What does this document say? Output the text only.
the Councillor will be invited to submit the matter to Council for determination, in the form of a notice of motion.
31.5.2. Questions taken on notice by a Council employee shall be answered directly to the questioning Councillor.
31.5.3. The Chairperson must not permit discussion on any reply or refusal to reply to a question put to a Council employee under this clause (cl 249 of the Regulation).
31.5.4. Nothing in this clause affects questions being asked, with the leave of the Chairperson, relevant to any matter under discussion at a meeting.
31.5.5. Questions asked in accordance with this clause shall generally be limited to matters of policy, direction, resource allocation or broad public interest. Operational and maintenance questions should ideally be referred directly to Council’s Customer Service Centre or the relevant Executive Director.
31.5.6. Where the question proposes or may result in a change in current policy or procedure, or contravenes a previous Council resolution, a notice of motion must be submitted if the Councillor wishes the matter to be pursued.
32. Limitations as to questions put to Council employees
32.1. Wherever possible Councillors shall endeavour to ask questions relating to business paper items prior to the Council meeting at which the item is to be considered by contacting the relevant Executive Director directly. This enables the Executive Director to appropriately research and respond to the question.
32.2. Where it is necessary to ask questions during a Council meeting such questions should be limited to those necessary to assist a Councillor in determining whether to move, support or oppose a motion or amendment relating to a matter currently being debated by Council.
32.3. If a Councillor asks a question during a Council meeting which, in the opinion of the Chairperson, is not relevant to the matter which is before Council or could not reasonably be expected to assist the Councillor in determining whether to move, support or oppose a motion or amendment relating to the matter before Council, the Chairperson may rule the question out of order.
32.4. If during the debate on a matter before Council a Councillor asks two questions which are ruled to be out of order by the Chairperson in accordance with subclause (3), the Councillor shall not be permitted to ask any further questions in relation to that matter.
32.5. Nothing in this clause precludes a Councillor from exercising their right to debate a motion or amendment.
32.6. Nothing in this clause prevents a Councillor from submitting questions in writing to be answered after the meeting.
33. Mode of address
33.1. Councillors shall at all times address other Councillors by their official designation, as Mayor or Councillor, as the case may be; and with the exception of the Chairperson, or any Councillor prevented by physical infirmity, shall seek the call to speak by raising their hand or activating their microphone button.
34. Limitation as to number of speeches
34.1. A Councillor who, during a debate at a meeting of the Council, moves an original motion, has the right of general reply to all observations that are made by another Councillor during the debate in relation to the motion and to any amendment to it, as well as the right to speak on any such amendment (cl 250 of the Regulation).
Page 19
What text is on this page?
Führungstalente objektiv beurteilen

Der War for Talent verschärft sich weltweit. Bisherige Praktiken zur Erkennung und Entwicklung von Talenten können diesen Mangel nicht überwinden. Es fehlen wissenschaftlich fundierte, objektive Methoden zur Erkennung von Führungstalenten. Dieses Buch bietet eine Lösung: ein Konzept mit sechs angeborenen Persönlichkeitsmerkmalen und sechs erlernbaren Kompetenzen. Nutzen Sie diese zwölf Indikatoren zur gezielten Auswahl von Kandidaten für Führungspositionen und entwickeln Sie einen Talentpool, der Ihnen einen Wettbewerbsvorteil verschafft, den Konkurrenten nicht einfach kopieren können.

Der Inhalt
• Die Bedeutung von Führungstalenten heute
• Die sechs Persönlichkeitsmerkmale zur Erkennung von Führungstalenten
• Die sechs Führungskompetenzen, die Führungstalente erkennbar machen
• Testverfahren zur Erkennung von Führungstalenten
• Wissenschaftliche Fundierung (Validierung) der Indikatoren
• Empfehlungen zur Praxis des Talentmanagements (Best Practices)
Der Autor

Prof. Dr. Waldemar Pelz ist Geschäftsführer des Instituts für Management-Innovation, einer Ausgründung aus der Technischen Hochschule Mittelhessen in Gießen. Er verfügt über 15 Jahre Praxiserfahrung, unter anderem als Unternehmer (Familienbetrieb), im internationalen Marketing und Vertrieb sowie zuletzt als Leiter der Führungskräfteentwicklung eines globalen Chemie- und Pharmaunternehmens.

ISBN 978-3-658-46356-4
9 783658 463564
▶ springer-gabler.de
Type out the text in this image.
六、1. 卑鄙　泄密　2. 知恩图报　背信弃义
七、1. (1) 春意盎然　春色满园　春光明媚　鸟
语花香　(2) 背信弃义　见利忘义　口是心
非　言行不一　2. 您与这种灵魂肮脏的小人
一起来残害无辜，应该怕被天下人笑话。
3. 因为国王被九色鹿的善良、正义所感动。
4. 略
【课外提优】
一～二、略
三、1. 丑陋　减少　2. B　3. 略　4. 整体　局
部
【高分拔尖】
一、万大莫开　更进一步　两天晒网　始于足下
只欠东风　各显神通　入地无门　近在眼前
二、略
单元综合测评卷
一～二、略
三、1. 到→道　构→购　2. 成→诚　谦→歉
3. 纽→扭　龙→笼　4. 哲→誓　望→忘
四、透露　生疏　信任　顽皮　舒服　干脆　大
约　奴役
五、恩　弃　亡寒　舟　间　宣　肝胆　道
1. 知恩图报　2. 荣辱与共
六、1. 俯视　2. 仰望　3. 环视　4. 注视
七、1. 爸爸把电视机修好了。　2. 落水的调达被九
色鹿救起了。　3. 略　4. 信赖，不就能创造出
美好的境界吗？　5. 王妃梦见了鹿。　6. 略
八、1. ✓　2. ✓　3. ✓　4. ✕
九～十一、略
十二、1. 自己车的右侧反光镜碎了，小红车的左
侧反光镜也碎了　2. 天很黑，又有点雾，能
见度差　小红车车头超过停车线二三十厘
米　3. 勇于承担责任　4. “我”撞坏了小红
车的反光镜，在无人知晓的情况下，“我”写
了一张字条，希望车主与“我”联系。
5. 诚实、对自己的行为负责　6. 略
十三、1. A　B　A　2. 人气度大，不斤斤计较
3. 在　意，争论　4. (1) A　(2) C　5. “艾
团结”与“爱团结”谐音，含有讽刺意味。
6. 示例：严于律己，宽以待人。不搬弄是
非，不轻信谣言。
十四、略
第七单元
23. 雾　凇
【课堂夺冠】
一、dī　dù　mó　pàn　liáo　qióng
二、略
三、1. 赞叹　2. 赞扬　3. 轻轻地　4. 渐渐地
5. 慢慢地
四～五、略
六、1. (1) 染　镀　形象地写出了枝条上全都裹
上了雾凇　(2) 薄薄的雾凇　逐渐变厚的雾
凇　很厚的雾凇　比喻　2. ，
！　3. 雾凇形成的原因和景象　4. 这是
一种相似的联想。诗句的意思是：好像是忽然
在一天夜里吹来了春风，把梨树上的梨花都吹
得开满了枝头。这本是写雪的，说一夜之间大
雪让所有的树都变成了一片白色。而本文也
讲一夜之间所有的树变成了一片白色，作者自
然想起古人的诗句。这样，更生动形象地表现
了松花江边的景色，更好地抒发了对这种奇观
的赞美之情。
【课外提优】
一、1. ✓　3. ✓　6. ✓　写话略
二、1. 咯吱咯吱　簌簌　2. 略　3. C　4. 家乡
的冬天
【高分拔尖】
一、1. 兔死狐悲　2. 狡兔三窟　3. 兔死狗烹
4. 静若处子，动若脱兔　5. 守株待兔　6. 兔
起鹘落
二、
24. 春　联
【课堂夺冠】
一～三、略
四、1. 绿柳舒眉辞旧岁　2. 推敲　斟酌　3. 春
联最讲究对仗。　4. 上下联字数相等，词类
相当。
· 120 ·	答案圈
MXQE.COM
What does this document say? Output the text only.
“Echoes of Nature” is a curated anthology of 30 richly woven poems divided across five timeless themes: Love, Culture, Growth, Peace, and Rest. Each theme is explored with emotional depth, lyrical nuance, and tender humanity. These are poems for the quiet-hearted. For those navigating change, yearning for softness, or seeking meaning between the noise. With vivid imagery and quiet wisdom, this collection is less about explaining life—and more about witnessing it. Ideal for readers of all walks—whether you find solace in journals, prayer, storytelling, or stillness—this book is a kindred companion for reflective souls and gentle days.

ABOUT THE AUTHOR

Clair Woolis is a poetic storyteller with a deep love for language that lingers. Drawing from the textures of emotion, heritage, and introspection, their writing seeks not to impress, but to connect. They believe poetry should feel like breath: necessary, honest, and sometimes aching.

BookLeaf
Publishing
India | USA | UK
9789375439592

_What you need to do_. From the listing above, copy out each line where the word "order" appears.

_Answer_.
32.3. If a Councillor asks a question during a Council meeting which, in the opinion of the Chairperson, is not relevant to the matter which is before Council or could not reasonably be expected to assist the Councillor in determining whether to move, support or oppose a motion or amendment relating to the matter before Council, the Chairperson may rule the question out of order.
32.4. If during the debate on a matter before Council a Councillor asks two questions which are ruled to be out of order by the Chairperson in accordance with subclause (3), the Councillor shall not be permitted to ask any further questions in relation to that matter.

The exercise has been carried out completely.